Aim of the task:
Below is a set of records. Repeat all of them exactly.

⁂

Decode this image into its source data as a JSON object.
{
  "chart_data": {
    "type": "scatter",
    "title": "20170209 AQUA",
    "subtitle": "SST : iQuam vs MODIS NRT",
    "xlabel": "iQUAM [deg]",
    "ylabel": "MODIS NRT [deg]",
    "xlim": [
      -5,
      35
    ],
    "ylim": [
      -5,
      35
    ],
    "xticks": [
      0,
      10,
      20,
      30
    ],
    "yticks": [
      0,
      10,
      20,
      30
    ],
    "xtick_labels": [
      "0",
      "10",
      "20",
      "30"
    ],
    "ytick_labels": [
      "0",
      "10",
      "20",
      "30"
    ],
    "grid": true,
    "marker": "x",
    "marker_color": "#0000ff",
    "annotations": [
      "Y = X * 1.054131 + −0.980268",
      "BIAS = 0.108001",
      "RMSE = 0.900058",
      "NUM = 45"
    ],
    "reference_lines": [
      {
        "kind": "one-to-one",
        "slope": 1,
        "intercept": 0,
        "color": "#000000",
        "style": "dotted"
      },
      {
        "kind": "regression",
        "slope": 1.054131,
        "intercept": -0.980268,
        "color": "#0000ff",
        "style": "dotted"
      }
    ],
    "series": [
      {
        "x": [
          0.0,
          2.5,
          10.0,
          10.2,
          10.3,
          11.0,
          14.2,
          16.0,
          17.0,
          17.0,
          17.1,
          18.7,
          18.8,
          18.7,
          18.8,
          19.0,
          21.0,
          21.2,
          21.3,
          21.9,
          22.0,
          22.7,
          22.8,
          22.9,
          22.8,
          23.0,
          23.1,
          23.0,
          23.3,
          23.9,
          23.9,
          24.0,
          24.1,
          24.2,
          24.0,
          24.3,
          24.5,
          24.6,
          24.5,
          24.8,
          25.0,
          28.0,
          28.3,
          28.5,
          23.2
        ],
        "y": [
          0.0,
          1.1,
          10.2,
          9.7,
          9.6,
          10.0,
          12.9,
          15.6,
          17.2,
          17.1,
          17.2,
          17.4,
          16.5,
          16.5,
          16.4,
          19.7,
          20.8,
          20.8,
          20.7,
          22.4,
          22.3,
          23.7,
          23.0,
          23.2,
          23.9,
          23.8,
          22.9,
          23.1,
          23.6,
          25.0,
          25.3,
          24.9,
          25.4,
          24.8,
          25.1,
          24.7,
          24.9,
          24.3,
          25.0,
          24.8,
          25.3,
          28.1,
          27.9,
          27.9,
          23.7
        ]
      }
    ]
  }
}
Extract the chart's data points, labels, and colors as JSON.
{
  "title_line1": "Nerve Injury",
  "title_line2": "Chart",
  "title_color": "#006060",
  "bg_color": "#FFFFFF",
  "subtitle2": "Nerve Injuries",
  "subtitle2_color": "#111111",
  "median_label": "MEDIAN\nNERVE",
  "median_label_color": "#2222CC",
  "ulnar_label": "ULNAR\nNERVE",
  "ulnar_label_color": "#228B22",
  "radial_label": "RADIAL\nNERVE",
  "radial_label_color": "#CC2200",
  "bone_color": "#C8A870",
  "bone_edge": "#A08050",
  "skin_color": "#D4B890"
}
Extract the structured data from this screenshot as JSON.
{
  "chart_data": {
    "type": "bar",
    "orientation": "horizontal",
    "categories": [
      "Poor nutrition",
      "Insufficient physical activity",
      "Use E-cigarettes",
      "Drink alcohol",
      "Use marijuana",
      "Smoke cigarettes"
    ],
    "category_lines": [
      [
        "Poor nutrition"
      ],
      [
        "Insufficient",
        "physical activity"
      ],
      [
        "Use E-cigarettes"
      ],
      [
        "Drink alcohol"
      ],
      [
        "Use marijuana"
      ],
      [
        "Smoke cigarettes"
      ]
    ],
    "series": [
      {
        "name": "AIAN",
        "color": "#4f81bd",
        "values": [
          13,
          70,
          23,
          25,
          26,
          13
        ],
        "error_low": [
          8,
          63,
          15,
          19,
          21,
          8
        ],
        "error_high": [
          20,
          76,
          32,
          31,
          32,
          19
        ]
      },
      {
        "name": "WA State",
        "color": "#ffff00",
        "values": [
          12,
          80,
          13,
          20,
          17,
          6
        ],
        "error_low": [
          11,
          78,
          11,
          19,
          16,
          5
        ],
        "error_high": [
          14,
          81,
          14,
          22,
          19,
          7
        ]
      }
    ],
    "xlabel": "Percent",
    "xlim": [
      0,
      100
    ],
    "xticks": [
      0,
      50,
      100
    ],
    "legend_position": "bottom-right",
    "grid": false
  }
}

⁂

Exercise output:
Decode this image into its source data as a JSON object.
{
  "chart_data": {
    "type": "scatter",
    "title": "20170209 AQUA",
    "subtitle": "SST : iQuam vs MODIS NRT",
    "xlabel": "iQUAM [deg]",
    "ylabel": "MODIS NRT [deg]",
    "xlim": [
      -5,
      35
    ],
    "ylim": [
      -5,
      35
    ],
    "xticks": [
      0,
      10,
      20,
      30
    ],
    "yticks": [
      0,
      10,
      20,
      30
    ],
    "xtick_labels": [
      "0",
      "10",
      "20",
      "30"
    ],
    "ytick_labels": [
      "0",
      "10",
      "20",
      "30"
    ],
    "grid": true,
    "marker": "x",
    "marker_color": "#0000ff",
    "annotations": [
      "Y = X * 1.054131 + −0.980268",
      "BIAS = 0.108001",
      "RMSE = 0.900058",
      "NUM = 45"
    ],
    "reference_lines": [
      {
        "kind": "one-to-one",
        "slope": 1,
        "intercept": 0,
        "color": "#000000",
        "style": "dotted"
      },
      {
        "kind": "regression",
        "slope": 1.054131,
        "intercept": -0.980268,
        "color": "#0000ff",
        "style": "dotted"
      }
    ],
    "series": [
      {
        "x": [
          0.0,
          2.5,
          10.0,
          10.2,
          10.3,
          11.0,
          14.2,
          16.0,
          17.0,
          17.0,
          17.1,
          18.7,
          18.8,
          18.7,
          18.8,
          19.0,
          21.0,
          21.2,
          21.3,
          21.9,
          22.0,
          22.7,
          22.8,
          22.9,
          22.8,
          23.0,
          23.1,
          23.0,
          23.3,
          23.9,
          23.9,
          24.0,
          24.1,
          24.2,
          24.0,
          24.3,
          24.5,
          24.6,
          24.5,
          24.8,
          25.0,
          28.0,
          28.3,
          28.5,
          23.2
        ],
        "y": [
          0.0,
          1.1,
          10.2,
          9.7,
          9.6,
          10.0,
          12.9,
          15.6,
          17.2,
          17.1,
          17.2,
          17.4,
          16.5,
          16.5,
          16.4,
          19.7,
          20.8,
          20.8,
          20.7,
          22.4,
          22.3,
          23.7,
          23.0,
          23.2,
          23.9,
          23.8,
          22.9,
          23.1,
          23.6,
          25.0,
          25.3,
          24.9,
          25.4,
          24.8,
          25.1,
          24.7,
          24.9,
          24.3,
          25.0,
          24.8,
          25.3,
          28.1,
          27.9,
          27.9,
          23.7
        ]
      }
    ]
  }
}
Extract the chart's data points, labels, and colors as JSON.
{
  "title_line1": "Nerve Injury",
  "title_line2": "Chart",
  "title_color": "#006060",
  "bg_color": "#FFFFFF",
  "subtitle2": "Nerve Injuries",
  "subtitle2_color": "#111111",
  "median_label": "MEDIAN\nNERVE",
  "median_label_color": "#2222CC",
  "ulnar_label": "ULNAR\nNERVE",
  "ulnar_label_color": "#228B22",
  "radial_label": "RADIAL\nNERVE",
  "radial_label_color": "#CC2200",
  "bone_color": "#C8A870",
  "bone_edge": "#A08050",
  "skin_color": "#D4B890"
}
Extract the structured data from this screenshot as JSON.
{
  "chart_data": {
    "type": "bar",
    "orientation": "horizontal",
    "categories": [
      "Poor nutrition",
      "Insufficient physical activity",
      "Use E-cigarettes",
      "Drink alcohol",
      "Use marijuana",
      "Smoke cigarettes"
    ],
    "category_lines": [
      [
        "Poor nutrition"
      ],
      [
        "Insufficient",
        "physical activity"
      ],
      [
        "Use E-cigarettes"
      ],
      [
        "Drink alcohol"
      ],
      [
        "Use marijuana"
      ],
      [
        "Smoke cigarettes"
      ]
    ],
    "series": [
      {
        "name": "AIAN",
        "color": "#4f81bd",
        "values": [
          13,
          70,
          23,
          25,
          26,
          13
        ],
        "error_low": [
          8,
          63,
          15,
          19,
          21,
          8
        ],
        "error_high": [
          20,
          76,
          32,
          31,
          32,
          19
        ]
      },
      {
        "name": "WA State",
        "color": "#ffff00",
        "values": [
          12,
          80,
          13,
          20,
          17,
          6
        ],
        "error_low": [
          11,
          78,
          11,
          19,
          16,
          5
        ],
        "error_high": [
          14,
          81,
          14,
          22,
          19,
          7
        ]
      }
    ],
    "xlabel": "Percent",
    "xlim": [
      0,
      100
    ],
    "xticks": [
      0,
      50,
      100
    ],
    "legend_position": "bottom-right",
    "grid": false
  }
}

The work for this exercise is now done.